YOUR INSTRUCTIONS: Hunt for the word "microdasys" across the entries below, copying each line that holds it.

━━━━━━

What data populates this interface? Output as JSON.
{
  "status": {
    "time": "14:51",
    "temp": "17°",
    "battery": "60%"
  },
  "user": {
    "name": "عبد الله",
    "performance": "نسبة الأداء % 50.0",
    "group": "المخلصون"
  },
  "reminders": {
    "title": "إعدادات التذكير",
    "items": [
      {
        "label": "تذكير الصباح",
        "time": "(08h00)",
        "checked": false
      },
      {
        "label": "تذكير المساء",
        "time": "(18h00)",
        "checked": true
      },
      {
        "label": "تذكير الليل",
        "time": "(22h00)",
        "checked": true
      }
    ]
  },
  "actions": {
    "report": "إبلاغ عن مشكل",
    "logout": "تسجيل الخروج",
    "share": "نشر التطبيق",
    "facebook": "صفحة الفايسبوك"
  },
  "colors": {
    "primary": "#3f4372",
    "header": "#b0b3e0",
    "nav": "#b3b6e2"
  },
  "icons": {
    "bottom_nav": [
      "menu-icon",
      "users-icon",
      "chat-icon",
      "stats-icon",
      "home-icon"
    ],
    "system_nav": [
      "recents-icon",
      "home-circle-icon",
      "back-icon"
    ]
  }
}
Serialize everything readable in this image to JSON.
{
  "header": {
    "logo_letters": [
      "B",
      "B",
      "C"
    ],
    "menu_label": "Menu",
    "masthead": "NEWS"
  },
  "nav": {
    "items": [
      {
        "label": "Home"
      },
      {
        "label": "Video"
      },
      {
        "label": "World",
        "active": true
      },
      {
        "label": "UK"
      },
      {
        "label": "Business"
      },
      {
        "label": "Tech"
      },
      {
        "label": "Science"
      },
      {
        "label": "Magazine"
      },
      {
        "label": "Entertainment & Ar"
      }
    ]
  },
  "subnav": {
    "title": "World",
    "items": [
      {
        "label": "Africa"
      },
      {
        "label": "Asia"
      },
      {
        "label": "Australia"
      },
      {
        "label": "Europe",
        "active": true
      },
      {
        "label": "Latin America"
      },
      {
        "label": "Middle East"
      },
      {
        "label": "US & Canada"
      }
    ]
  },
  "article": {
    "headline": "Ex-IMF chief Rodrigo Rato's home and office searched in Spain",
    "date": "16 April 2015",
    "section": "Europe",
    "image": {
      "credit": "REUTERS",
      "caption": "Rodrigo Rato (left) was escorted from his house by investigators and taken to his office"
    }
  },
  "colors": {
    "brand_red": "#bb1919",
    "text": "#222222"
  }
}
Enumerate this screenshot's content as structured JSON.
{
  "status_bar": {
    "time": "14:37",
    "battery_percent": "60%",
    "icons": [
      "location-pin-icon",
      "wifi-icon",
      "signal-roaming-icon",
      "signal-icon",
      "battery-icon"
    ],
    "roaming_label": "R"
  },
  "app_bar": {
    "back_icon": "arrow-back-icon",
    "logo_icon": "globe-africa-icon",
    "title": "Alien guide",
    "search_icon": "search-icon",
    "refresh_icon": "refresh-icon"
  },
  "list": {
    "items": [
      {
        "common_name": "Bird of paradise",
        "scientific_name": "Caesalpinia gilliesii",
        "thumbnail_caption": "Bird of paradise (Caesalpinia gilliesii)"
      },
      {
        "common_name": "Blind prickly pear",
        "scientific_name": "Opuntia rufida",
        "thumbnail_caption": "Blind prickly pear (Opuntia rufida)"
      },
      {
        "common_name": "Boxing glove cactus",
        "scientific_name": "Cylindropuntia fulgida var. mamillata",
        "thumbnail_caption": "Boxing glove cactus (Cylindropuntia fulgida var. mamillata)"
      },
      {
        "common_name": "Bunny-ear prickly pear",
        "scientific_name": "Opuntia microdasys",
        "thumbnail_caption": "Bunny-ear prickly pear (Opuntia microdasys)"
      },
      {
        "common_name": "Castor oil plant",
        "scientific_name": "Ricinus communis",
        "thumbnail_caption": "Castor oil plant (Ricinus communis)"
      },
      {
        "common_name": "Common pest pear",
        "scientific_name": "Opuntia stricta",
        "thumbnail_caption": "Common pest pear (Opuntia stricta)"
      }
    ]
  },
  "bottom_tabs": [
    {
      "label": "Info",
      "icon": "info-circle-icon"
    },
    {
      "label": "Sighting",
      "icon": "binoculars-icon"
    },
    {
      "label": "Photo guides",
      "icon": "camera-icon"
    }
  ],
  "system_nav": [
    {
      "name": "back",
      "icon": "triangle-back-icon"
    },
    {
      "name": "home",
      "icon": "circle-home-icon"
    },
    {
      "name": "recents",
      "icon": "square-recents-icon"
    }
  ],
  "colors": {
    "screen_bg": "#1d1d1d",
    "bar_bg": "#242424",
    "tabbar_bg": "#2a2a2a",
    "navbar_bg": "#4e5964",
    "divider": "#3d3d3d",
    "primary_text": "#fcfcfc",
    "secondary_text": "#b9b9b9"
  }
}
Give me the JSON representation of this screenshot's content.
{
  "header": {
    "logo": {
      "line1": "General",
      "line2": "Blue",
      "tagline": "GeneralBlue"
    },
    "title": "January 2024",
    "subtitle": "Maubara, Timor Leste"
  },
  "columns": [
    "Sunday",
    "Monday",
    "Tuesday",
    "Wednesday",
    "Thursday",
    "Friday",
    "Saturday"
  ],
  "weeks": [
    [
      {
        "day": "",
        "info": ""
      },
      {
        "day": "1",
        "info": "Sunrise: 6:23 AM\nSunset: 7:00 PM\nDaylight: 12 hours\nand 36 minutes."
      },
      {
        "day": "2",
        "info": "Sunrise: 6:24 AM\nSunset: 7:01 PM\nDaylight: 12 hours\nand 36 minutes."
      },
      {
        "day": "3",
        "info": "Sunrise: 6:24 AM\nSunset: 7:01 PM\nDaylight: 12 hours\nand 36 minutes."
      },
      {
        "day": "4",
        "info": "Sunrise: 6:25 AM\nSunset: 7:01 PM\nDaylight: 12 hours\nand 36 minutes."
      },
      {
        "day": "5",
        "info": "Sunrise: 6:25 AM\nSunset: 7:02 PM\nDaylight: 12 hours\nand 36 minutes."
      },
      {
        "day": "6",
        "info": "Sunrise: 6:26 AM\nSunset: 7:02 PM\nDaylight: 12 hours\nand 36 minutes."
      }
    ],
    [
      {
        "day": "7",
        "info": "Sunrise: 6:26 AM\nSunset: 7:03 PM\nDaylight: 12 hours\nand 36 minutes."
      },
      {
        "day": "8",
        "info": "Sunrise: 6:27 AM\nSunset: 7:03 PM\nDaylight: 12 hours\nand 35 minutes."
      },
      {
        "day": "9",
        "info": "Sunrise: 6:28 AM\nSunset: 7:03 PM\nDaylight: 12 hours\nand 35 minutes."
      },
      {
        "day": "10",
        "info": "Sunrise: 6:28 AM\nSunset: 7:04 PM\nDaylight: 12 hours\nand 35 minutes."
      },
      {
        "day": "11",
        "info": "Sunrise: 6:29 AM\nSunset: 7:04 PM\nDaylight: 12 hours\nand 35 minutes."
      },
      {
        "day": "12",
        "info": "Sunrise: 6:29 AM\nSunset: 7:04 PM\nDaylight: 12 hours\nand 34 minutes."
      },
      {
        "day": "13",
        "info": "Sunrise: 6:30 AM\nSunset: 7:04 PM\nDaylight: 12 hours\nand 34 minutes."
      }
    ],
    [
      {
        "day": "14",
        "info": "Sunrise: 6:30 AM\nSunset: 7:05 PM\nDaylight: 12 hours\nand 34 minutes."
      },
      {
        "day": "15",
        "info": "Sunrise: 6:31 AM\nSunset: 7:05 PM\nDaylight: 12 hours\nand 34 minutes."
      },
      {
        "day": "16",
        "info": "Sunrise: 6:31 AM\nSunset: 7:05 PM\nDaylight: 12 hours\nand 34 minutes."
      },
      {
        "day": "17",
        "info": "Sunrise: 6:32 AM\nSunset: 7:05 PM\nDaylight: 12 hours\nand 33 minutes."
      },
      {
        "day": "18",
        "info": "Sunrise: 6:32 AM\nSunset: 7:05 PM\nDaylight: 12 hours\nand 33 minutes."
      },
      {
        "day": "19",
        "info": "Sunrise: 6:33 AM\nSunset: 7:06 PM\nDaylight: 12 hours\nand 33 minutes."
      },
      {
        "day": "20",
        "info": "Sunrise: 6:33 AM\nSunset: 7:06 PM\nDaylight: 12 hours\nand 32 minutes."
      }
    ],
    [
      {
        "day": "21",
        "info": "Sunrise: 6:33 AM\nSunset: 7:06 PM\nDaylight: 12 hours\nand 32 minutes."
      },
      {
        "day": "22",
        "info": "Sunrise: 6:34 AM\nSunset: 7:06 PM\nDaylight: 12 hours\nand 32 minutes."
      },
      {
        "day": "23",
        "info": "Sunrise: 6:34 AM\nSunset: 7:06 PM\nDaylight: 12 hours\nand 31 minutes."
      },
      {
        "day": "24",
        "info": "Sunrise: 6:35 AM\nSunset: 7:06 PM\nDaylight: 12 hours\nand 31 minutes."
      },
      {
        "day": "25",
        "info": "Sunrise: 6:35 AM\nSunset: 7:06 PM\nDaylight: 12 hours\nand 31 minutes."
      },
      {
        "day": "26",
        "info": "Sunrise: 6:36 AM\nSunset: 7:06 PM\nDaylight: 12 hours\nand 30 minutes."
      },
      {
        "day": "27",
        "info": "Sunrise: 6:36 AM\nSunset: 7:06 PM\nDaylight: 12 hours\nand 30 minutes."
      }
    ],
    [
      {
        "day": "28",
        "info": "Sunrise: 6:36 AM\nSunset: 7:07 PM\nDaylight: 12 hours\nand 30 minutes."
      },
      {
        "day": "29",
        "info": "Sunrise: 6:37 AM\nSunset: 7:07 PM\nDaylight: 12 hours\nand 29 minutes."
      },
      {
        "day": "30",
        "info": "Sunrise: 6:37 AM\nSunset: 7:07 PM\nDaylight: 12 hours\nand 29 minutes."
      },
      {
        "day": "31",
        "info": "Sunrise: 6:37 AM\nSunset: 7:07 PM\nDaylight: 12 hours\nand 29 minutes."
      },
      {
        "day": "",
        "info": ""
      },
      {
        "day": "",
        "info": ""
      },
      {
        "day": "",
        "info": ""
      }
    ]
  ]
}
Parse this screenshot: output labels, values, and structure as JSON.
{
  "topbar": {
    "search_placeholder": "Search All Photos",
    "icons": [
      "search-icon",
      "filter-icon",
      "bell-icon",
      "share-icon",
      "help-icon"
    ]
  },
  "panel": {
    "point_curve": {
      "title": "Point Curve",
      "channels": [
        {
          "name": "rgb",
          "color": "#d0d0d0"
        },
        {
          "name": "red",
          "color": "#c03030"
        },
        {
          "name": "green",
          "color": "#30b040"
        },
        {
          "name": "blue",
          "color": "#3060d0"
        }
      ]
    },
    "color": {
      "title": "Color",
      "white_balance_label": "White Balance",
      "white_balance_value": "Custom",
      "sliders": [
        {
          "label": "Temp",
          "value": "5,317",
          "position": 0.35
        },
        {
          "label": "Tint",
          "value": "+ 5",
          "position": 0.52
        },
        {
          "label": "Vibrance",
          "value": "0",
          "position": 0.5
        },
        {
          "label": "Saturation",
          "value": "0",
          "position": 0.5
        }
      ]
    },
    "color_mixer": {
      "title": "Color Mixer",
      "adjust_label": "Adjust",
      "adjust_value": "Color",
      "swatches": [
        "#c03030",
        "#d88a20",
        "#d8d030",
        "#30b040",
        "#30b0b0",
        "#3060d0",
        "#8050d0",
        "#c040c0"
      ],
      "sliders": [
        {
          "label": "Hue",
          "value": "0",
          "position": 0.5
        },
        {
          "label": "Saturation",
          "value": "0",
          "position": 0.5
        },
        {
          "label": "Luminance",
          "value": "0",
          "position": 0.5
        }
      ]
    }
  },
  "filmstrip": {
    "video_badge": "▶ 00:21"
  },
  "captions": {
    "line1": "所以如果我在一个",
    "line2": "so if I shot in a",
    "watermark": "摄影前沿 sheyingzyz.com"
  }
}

━━━━━━

WRITTEN RESPONSE:
        "scientific_name": "Opuntia microdasys",
        "thumbnail_caption": "Bunny-ear prickly pear (Opuntia microdasys)"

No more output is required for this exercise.